(Task instructions): Leave out the pictures; transcribe all else exactly.

(Data provided):
———
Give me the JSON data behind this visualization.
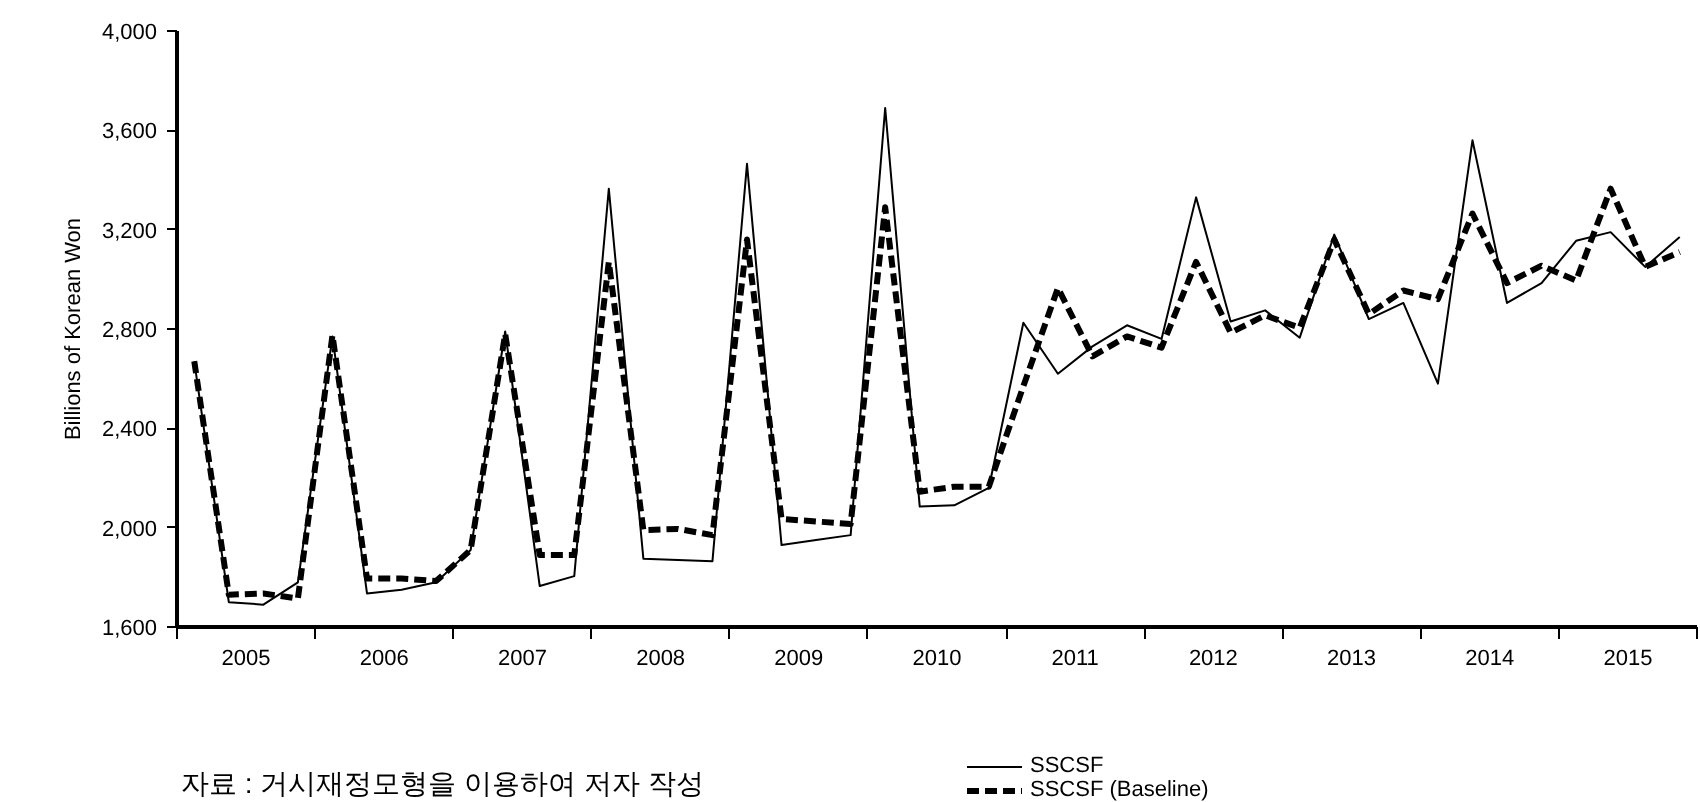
{
  "chart_data": {
    "type": "line",
    "ylabel": "Billions of Korean Won",
    "x": [
      2005.125,
      2005.375,
      2005.625,
      2005.875,
      2006.125,
      2006.375,
      2006.625,
      2006.875,
      2007.125,
      2007.375,
      2007.625,
      2007.875,
      2008.125,
      2008.375,
      2008.625,
      2008.875,
      2009.125,
      2009.375,
      2009.625,
      2009.875,
      2010.125,
      2010.375,
      2010.625,
      2010.875,
      2011.125,
      2011.375,
      2011.625,
      2011.875,
      2012.125,
      2012.375,
      2012.625,
      2012.875,
      2013.125,
      2013.375,
      2013.625,
      2013.875,
      2014.125,
      2014.375,
      2014.625,
      2014.875,
      2015.125,
      2015.375,
      2015.625,
      2015.875
    ],
    "series": [
      {
        "name": "SSCSF",
        "color": "#000000",
        "line_style": "solid",
        "values": [
          2670,
          1700,
          1690,
          1780,
          2770,
          1735,
          1750,
          1780,
          1910,
          2790,
          1765,
          1805,
          3365,
          1875,
          1870,
          1865,
          3465,
          1930,
          1950,
          1970,
          3690,
          2085,
          2090,
          2160,
          2825,
          2620,
          2730,
          2815,
          2760,
          3330,
          2830,
          2875,
          2765,
          3180,
          2840,
          2905,
          2580,
          3560,
          2905,
          2985,
          3155,
          3190,
          3050,
          3170
        ]
      },
      {
        "name": "SSCSF (Baseline)",
        "color": "#000000",
        "line_style": "dashed",
        "values": [
          2670,
          1730,
          1735,
          1715,
          2775,
          1795,
          1795,
          1785,
          1910,
          2780,
          1890,
          1890,
          3070,
          1990,
          1995,
          1970,
          3160,
          2035,
          2025,
          2015,
          3290,
          2145,
          2165,
          2165,
          2570,
          2965,
          2690,
          2770,
          2725,
          3070,
          2785,
          2855,
          2805,
          3160,
          2860,
          2955,
          2920,
          3265,
          2985,
          3055,
          2995,
          3365,
          3050,
          3110
        ]
      }
    ],
    "xlim": [
      2005,
      2016
    ],
    "xticks": [
      {
        "value": 2005,
        "label": null
      },
      {
        "value": 2005.5,
        "label": "2005"
      },
      {
        "value": 2006,
        "label": null
      },
      {
        "value": 2006.5,
        "label": "2006"
      },
      {
        "value": 2007,
        "label": null
      },
      {
        "value": 2007.5,
        "label": "2007"
      },
      {
        "value": 2008,
        "label": null
      },
      {
        "value": 2008.5,
        "label": "2008"
      },
      {
        "value": 2009,
        "label": null
      },
      {
        "value": 2009.5,
        "label": "2009"
      },
      {
        "value": 2010,
        "label": null
      },
      {
        "value": 2010.5,
        "label": "2010"
      },
      {
        "value": 2011,
        "label": null
      },
      {
        "value": 2011.5,
        "label": "2011"
      },
      {
        "value": 2012,
        "label": null
      },
      {
        "value": 2012.5,
        "label": "2012"
      },
      {
        "value": 2013,
        "label": null
      },
      {
        "value": 2013.5,
        "label": "2013"
      },
      {
        "value": 2014,
        "label": null
      },
      {
        "value": 2014.5,
        "label": "2014"
      },
      {
        "value": 2015,
        "label": null
      },
      {
        "value": 2015.5,
        "label": "2015"
      },
      {
        "value": 2016,
        "label": null
      }
    ],
    "ylim": [
      1600,
      4000
    ],
    "yticks": [
      {
        "value": 1600,
        "label": "1,600"
      },
      {
        "value": 2000,
        "label": "2,000"
      },
      {
        "value": 2400,
        "label": "2,400"
      },
      {
        "value": 2800,
        "label": "2,800"
      },
      {
        "value": 3200,
        "label": "3,200"
      },
      {
        "value": 3600,
        "label": "3,600"
      },
      {
        "value": 4000,
        "label": "4,000"
      }
    ],
    "grid": false,
    "legend": "bottom",
    "marker": "none",
    "annotations": [
      "자료 : 거시재정모형을 이용하여 저자 작성"
    ]
  }
}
———
(Solution to this problem):
Give me the JSON data behind this visualization.
{
  "chart_data": {
    "type": "line",
    "ylabel": "Billions of Korean Won",
    "x": [
      2005.125,
      2005.375,
      2005.625,
      2005.875,
      2006.125,
      2006.375,
      2006.625,
      2006.875,
      2007.125,
      2007.375,
      2007.625,
      2007.875,
      2008.125,
      2008.375,
      2008.625,
      2008.875,
      2009.125,
      2009.375,
      2009.625,
      2009.875,
      2010.125,
      2010.375,
      2010.625,
      2010.875,
      2011.125,
      2011.375,
      2011.625,
      2011.875,
      2012.125,
      2012.375,
      2012.625,
      2012.875,
      2013.125,
      2013.375,
      2013.625,
      2013.875,
      2014.125,
      2014.375,
      2014.625,
      2014.875,
      2015.125,
      2015.375,
      2015.625,
      2015.875
    ],
    "series": [
      {
        "name": "SSCSF",
        "color": "#000000",
        "line_style": "solid",
        "values": [
          2670,
          1700,
          1690,
          1780,
          2770,
          1735,
          1750,
          1780,
          1910,
          2790,
          1765,
          1805,
          3365,
          1875,
          1870,
          1865,
          3465,
          1930,
          1950,
          1970,
          3690,
          2085,
          2090,
          2160,
          2825,
          2620,
          2730,
          2815,
          2760,
          3330,
          2830,
          2875,
          2765,
          3180,
          2840,
          2905,
          2580,
          3560,
          2905,
          2985,
          3155,
          3190,
          3050,
          3170
        ]
      },
      {
        "name": "SSCSF (Baseline)",
        "color": "#000000",
        "line_style": "dashed",
        "values": [
          2670,
          1730,
          1735,
          1715,
          2775,
          1795,
          1795,
          1785,
          1910,
          2780,
          1890,
          1890,
          3070,
          1990,
          1995,
          1970,
          3160,
          2035,
          2025,
          2015,
          3290,
          2145,
          2165,
          2165,
          2570,
          2965,
          2690,
          2770,
          2725,
          3070,
          2785,
          2855,
          2805,
          3160,
          2860,
          2955,
          2920,
          3265,
          2985,
          3055,
          2995,
          3365,
          3050,
          3110
        ]
      }
    ],
    "xlim": [
      2005,
      2016
    ],
    "xticks": [
      {
        "value": 2005,
        "label": null
      },
      {
        "value": 2005.5,
        "label": "2005"
      },
      {
        "value": 2006,
        "label": null
      },
      {
        "value": 2006.5,
        "label": "2006"
      },
      {
        "value": 2007,
        "label": null
      },
      {
        "value": 2007.5,
        "label": "2007"
      },
      {
        "value": 2008,
        "label": null
      },
      {
        "value": 2008.5,
        "label": "2008"
      },
      {
        "value": 2009,
        "label": null
      },
      {
        "value": 2009.5,
        "label": "2009"
      },
      {
        "value": 2010,
        "label": null
      },
      {
        "value": 2010.5,
        "label": "2010"
      },
      {
        "value": 2011,
        "label": null
      },
      {
        "value": 2011.5,
        "label": "2011"
      },
      {
        "value": 2012,
        "label": null
      },
      {
        "value": 2012.5,
        "label": "2012"
      },
      {
        "value": 2013,
        "label": null
      },
      {
        "value": 2013.5,
        "label": "2013"
      },
      {
        "value": 2014,
        "label": null
      },
      {
        "value": 2014.5,
        "label": "2014"
      },
      {
        "value": 2015,
        "label": null
      },
      {
        "value": 2015.5,
        "label": "2015"
      },
      {
        "value": 2016,
        "label": null
      }
    ],
    "ylim": [
      1600,
      4000
    ],
    "yticks": [
      {
        "value": 1600,
        "label": "1,600"
      },
      {
        "value": 2000,
        "label": "2,000"
      },
      {
        "value": 2400,
        "label": "2,400"
      },
      {
        "value": 2800,
        "label": "2,800"
      },
      {
        "value": 3200,
        "label": "3,200"
      },
      {
        "value": 3600,
        "label": "3,600"
      },
      {
        "value": 4000,
        "label": "4,000"
      }
    ],
    "grid": false,
    "legend": "bottom",
    "marker": "none",
    "annotations": [
      "자료 : 거시재정모형을 이용하여 저자 작성"
    ]
  }
}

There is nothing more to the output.